**** Task data ****
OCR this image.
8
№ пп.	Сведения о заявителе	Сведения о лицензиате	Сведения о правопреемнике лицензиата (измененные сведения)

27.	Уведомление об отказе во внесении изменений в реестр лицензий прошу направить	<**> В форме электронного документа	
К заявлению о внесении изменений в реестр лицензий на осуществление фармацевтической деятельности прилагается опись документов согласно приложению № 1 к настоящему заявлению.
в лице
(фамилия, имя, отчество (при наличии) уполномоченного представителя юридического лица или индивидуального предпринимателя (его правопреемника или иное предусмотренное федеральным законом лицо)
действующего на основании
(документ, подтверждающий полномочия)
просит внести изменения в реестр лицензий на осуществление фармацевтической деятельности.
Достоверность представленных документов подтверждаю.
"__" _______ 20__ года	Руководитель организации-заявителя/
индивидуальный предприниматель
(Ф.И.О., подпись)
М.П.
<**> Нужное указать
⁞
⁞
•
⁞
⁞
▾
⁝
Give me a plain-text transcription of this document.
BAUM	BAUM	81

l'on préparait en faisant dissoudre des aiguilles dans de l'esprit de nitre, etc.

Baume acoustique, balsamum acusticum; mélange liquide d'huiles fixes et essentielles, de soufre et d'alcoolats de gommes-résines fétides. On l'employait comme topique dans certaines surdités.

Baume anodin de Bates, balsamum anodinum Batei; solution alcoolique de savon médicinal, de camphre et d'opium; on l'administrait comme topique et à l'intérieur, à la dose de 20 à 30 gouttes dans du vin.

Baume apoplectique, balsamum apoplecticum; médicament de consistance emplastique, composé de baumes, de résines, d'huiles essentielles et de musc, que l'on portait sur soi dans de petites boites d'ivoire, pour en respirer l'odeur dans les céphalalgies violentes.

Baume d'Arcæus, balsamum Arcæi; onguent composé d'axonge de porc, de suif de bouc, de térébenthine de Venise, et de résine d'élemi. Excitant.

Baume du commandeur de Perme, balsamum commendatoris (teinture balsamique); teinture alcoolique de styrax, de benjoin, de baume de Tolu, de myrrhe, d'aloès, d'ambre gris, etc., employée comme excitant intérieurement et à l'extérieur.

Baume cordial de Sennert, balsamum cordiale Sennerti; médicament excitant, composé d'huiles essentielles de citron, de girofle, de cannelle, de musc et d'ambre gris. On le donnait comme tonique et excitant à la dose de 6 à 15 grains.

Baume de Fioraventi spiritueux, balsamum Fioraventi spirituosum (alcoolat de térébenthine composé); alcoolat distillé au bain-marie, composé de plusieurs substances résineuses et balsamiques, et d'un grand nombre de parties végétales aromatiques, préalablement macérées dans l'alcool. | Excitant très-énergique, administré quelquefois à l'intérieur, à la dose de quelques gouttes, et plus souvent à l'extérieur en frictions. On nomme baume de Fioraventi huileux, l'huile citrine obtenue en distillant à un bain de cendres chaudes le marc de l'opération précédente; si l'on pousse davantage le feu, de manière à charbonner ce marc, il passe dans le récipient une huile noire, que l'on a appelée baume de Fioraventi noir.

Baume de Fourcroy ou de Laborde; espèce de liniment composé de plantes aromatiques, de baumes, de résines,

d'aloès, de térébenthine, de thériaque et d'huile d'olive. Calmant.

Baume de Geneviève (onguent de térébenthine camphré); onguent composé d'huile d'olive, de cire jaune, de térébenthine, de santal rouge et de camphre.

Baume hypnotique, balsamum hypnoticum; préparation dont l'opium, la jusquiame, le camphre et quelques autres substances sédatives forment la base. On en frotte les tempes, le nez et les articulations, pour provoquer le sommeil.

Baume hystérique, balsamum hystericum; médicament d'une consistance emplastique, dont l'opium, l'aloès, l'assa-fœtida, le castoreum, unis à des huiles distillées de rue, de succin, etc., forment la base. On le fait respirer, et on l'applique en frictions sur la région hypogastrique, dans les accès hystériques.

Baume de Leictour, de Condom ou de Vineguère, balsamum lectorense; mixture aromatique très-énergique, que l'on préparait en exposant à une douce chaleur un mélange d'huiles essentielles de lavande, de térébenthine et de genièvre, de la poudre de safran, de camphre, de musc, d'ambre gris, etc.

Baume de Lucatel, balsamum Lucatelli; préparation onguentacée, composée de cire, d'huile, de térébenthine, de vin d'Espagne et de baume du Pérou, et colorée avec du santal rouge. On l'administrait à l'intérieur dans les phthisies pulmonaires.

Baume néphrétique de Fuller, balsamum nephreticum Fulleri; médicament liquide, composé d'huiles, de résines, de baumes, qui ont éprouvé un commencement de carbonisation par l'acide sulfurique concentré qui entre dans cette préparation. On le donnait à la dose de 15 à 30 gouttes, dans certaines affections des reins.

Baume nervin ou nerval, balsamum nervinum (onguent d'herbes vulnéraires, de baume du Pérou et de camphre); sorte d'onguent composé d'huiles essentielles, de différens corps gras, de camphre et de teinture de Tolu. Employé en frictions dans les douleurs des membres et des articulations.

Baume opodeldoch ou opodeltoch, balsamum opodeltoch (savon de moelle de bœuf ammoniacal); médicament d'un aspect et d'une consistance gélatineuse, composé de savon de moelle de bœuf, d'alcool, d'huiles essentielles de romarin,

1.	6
****
**Exercise details**
Print all the data exactly.

**Answer to the exercise**
OCR this image.
8
№ пп.	Сведения о заявителе	Сведения о лицензиате	Сведения о правопреемнике лицензиата (измененные сведения)

27.	Уведомление об отказе во внесении изменений в реестр лицензий прошу направить	<**> В форме электронного документа	
К заявлению о внесении изменений в реестр лицензий на осуществление фармацевтической деятельности прилагается опись документов согласно приложению № 1 к настоящему заявлению.
в лице
(фамилия, имя, отчество (при наличии) уполномоченного представителя юридического лица или индивидуального предпринимателя (его правопреемника или иное предусмотренное федеральным законом лицо)
действующего на основании
(документ, подтверждающий полномочия)
просит внести изменения в реестр лицензий на осуществление фармацевтической деятельности.
Достоверность представленных документов подтверждаю.
"__" _______ 20__ года	Руководитель организации-заявителя/
индивидуальный предприниматель
(Ф.И.О., подпись)
М.П.
<**> Нужное указать
⁞
⁞
•
⁞
⁞
▾
⁝
Give me a plain-text transcription of this document.
BAUM	BAUM	81

l'on préparait en faisant dissoudre des aiguilles dans de l'esprit de nitre, etc.

Baume acoustique, balsamum acusticum; mélange liquide d'huiles fixes et essentielles, de soufre et d'alcoolats de gommes-résines fétides. On l'employait comme topique dans certaines surdités.

Baume anodin de Bates, balsamum anodinum Batei; solution alcoolique de savon médicinal, de camphre et d'opium; on l'administrait comme topique et à l'intérieur, à la dose de 20 à 30 gouttes dans du vin.

Baume apoplectique, balsamum apoplecticum; médicament de consistance emplastique, composé de baumes, de résines, d'huiles essentielles et de musc, que l'on portait sur soi dans de petites boites d'ivoire, pour en respirer l'odeur dans les céphalalgies violentes.

Baume d'Arcæus, balsamum Arcæi; onguent composé d'axonge de porc, de suif de bouc, de térébenthine de Venise, et de résine d'élemi. Excitant.

Baume du commandeur de Perme, balsamum commendatoris (teinture balsamique); teinture alcoolique de styrax, de benjoin, de baume de Tolu, de myrrhe, d'aloès, d'ambre gris, etc., employée comme excitant intérieurement et à l'extérieur.

Baume cordial de Sennert, balsamum cordiale Sennerti; médicament excitant, composé d'huiles essentielles de citron, de girofle, de cannelle, de musc et d'ambre gris. On le donnait comme tonique et excitant à la dose de 6 à 15 grains.

Baume de Fioraventi spiritueux, balsamum Fioraventi spirituosum (alcoolat de térébenthine composé); alcoolat distillé au bain-marie, composé de plusieurs substances résineuses et balsamiques, et d'un grand nombre de parties végétales aromatiques, préalablement macérées dans l'alcool. | Excitant très-énergique, administré quelquefois à l'intérieur, à la dose de quelques gouttes, et plus souvent à l'extérieur en frictions. On nomme baume de Fioraventi huileux, l'huile citrine obtenue en distillant à un bain de cendres chaudes le marc de l'opération précédente; si l'on pousse davantage le feu, de manière à charbonner ce marc, il passe dans le récipient une huile noire, que l'on a appelée baume de Fioraventi noir.

Baume de Fourcroy ou de Laborde; espèce de liniment composé de plantes aromatiques, de baumes, de résines,

d'aloès, de térébenthine, de thériaque et d'huile d'olive. Calmant.

Baume de Geneviève (onguent de térébenthine camphré); onguent composé d'huile d'olive, de cire jaune, de térébenthine, de santal rouge et de camphre.

Baume hypnotique, balsamum hypnoticum; préparation dont l'opium, la jusquiame, le camphre et quelques autres substances sédatives forment la base. On en frotte les tempes, le nez et les articulations, pour provoquer le sommeil.

Baume hystérique, balsamum hystericum; médicament d'une consistance emplastique, dont l'opium, l'aloès, l'assa-fœtida, le castoreum, unis à des huiles distillées de rue, de succin, etc., forment la base. On le fait respirer, et on l'applique en frictions sur la région hypogastrique, dans les accès hystériques.

Baume de Leictour, de Condom ou de Vineguère, balsamum lectorense; mixture aromatique très-énergique, que l'on préparait en exposant à une douce chaleur un mélange d'huiles essentielles de lavande, de térébenthine et de genièvre, de la poudre de safran, de camphre, de musc, d'ambre gris, etc.

Baume de Lucatel, balsamum Lucatelli; préparation onguentacée, composée de cire, d'huile, de térébenthine, de vin d'Espagne et de baume du Pérou, et colorée avec du santal rouge. On l'administrait à l'intérieur dans les phthisies pulmonaires.

Baume néphrétique de Fuller, balsamum nephreticum Fulleri; médicament liquide, composé d'huiles, de résines, de baumes, qui ont éprouvé un commencement de carbonisation par l'acide sulfurique concentré qui entre dans cette préparation. On le donnait à la dose de 15 à 30 gouttes, dans certaines affections des reins.

Baume nervin ou nerval, balsamum nervinum (onguent d'herbes vulnéraires, de baume du Pérou et de camphre); sorte d'onguent composé d'huiles essentielles, de différens corps gras, de camphre et de teinture de Tolu. Employé en frictions dans les douleurs des membres et des articulations.

Baume opodeldoch ou opodeltoch, balsamum opodeltoch (savon de moelle de bœuf ammoniacal); médicament d'un aspect et d'une consistance gélatineuse, composé de savon de moelle de bœuf, d'alcool, d'huiles essentielles de romarin,

1.	6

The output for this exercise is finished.